Aim.
Transcribe every line exactly and omit anything that is a picture.
----------------------------------------
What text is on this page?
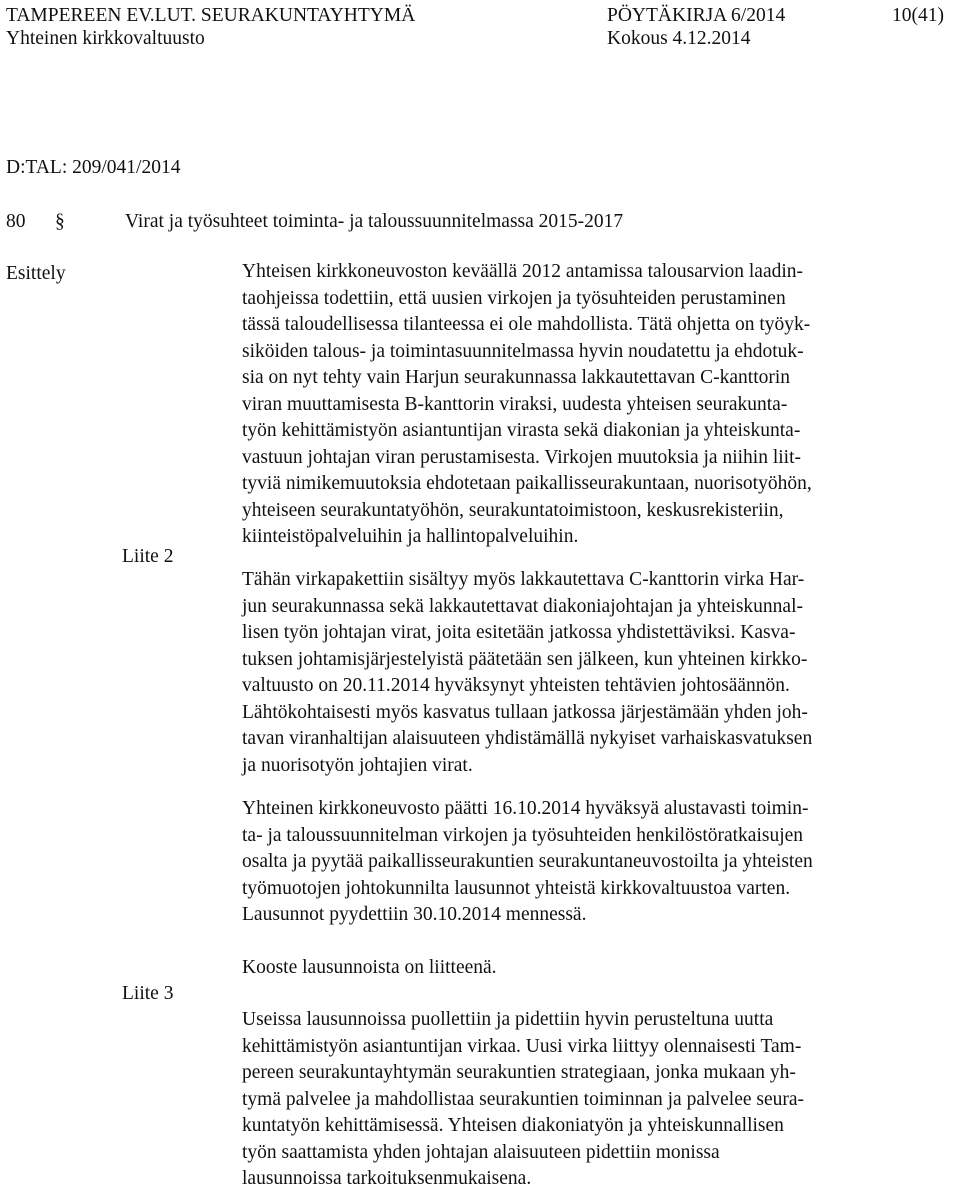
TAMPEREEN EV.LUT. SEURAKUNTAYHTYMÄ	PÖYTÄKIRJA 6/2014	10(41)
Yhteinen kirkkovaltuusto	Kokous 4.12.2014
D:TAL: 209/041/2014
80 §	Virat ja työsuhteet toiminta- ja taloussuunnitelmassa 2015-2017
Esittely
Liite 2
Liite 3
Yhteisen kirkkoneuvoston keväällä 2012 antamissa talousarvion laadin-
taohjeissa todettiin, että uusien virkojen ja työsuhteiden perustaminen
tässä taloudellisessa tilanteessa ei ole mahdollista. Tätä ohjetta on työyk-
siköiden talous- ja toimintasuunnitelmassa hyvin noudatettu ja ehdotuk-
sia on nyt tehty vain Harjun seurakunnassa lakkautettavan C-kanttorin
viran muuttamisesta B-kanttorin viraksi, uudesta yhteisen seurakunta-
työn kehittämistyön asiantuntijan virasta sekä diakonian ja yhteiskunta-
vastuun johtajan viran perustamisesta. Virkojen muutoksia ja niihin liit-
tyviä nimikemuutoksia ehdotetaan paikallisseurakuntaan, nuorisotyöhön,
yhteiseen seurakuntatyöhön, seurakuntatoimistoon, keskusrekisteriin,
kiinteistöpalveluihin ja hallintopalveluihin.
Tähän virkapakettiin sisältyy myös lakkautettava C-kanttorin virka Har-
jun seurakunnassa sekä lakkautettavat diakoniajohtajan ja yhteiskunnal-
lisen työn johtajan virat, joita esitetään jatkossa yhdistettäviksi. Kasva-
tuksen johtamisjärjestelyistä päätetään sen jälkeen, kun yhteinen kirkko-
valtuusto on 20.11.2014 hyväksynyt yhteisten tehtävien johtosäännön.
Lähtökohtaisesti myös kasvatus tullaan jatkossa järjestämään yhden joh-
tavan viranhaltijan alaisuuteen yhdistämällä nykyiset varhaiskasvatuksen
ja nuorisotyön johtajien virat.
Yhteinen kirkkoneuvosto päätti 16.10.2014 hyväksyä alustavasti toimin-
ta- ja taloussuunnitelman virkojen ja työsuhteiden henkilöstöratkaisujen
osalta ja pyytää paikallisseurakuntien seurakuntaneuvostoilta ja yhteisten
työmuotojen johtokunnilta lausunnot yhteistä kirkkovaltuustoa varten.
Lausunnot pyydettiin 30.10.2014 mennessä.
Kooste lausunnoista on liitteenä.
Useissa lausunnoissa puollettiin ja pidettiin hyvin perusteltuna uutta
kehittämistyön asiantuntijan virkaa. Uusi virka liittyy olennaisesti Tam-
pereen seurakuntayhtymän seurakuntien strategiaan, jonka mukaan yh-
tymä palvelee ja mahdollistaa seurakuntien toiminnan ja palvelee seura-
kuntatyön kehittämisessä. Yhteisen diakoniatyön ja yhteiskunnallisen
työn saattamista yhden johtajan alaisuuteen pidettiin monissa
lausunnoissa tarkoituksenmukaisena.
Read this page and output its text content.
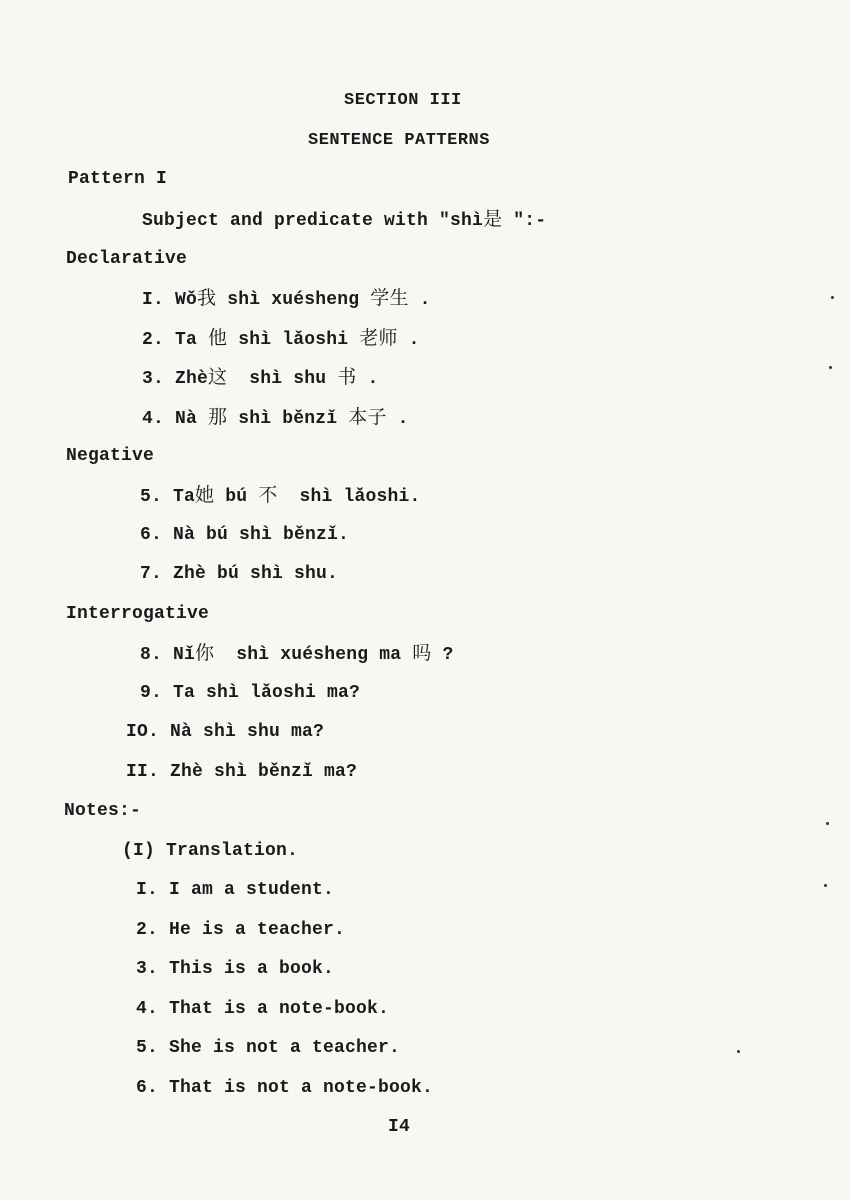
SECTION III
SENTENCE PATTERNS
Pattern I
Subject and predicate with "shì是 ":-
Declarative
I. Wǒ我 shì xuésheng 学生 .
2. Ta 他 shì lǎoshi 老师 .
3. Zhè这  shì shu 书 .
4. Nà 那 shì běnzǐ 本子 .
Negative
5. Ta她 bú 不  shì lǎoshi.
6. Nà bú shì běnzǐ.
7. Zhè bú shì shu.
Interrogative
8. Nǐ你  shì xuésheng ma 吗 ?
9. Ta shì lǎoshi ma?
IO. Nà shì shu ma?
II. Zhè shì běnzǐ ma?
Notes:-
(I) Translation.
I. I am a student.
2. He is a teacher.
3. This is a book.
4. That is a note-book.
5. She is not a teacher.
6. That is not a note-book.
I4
----------------------------------------
Solution.
What text is on this page?
TAMPEREEN EV.LUT. SEURAKUNTAYHTYMÄ	PÖYTÄKIRJA 6/2014	10(41)
Yhteinen kirkkovaltuusto	Kokous 4.12.2014
D:TAL: 209/041/2014
80 §	Virat ja työsuhteet toiminta- ja taloussuunnitelmassa 2015-2017
Esittely
Liite 2
Liite 3
Yhteisen kirkkoneuvoston keväällä 2012 antamissa talousarvion laadin-
taohjeissa todettiin, että uusien virkojen ja työsuhteiden perustaminen
tässä taloudellisessa tilanteessa ei ole mahdollista. Tätä ohjetta on työyk-
siköiden talous- ja toimintasuunnitelmassa hyvin noudatettu ja ehdotuk-
sia on nyt tehty vain Harjun seurakunnassa lakkautettavan C-kanttorin
viran muuttamisesta B-kanttorin viraksi, uudesta yhteisen seurakunta-
työn kehittämistyön asiantuntijan virasta sekä diakonian ja yhteiskunta-
vastuun johtajan viran perustamisesta. Virkojen muutoksia ja niihin liit-
tyviä nimikemuutoksia ehdotetaan paikallisseurakuntaan, nuorisotyöhön,
yhteiseen seurakuntatyöhön, seurakuntatoimistoon, keskusrekisteriin,
kiinteistöpalveluihin ja hallintopalveluihin.
Tähän virkapakettiin sisältyy myös lakkautettava C-kanttorin virka Har-
jun seurakunnassa sekä lakkautettavat diakoniajohtajan ja yhteiskunnal-
lisen työn johtajan virat, joita esitetään jatkossa yhdistettäviksi. Kasva-
tuksen johtamisjärjestelyistä päätetään sen jälkeen, kun yhteinen kirkko-
valtuusto on 20.11.2014 hyväksynyt yhteisten tehtävien johtosäännön.
Lähtökohtaisesti myös kasvatus tullaan jatkossa järjestämään yhden joh-
tavan viranhaltijan alaisuuteen yhdistämällä nykyiset varhaiskasvatuksen
ja nuorisotyön johtajien virat.
Yhteinen kirkkoneuvosto päätti 16.10.2014 hyväksyä alustavasti toimin-
ta- ja taloussuunnitelman virkojen ja työsuhteiden henkilöstöratkaisujen
osalta ja pyytää paikallisseurakuntien seurakuntaneuvostoilta ja yhteisten
työmuotojen johtokunnilta lausunnot yhteistä kirkkovaltuustoa varten.
Lausunnot pyydettiin 30.10.2014 mennessä.
Kooste lausunnoista on liitteenä.
Useissa lausunnoissa puollettiin ja pidettiin hyvin perusteltuna uutta
kehittämistyön asiantuntijan virkaa. Uusi virka liittyy olennaisesti Tam-
pereen seurakuntayhtymän seurakuntien strategiaan, jonka mukaan yh-
tymä palvelee ja mahdollistaa seurakuntien toiminnan ja palvelee seura-
kuntatyön kehittämisessä. Yhteisen diakoniatyön ja yhteiskunnallisen
työn saattamista yhden johtajan alaisuuteen pidettiin monissa
lausunnoissa tarkoituksenmukaisena.
Read this page and output its text content.
SECTION III
SENTENCE PATTERNS
Pattern I
Subject and predicate with "shì是 ":-
Declarative
I. Wǒ我 shì xuésheng 学生 .
2. Ta 他 shì lǎoshi 老师 .
3. Zhè这  shì shu 书 .
4. Nà 那 shì běnzǐ 本子 .
Negative
5. Ta她 bú 不  shì lǎoshi.
6. Nà bú shì běnzǐ.
7. Zhè bú shì shu.
Interrogative
8. Nǐ你  shì xuésheng ma 吗 ?
9. Ta shì lǎoshi ma?
IO. Nà shì shu ma?
II. Zhè shì běnzǐ ma?
Notes:-
(I) Translation.
I. I am a student.
2. He is a teacher.
3. This is a book.
4. That is a note-book.
5. She is not a teacher.
6. That is not a note-book.
I4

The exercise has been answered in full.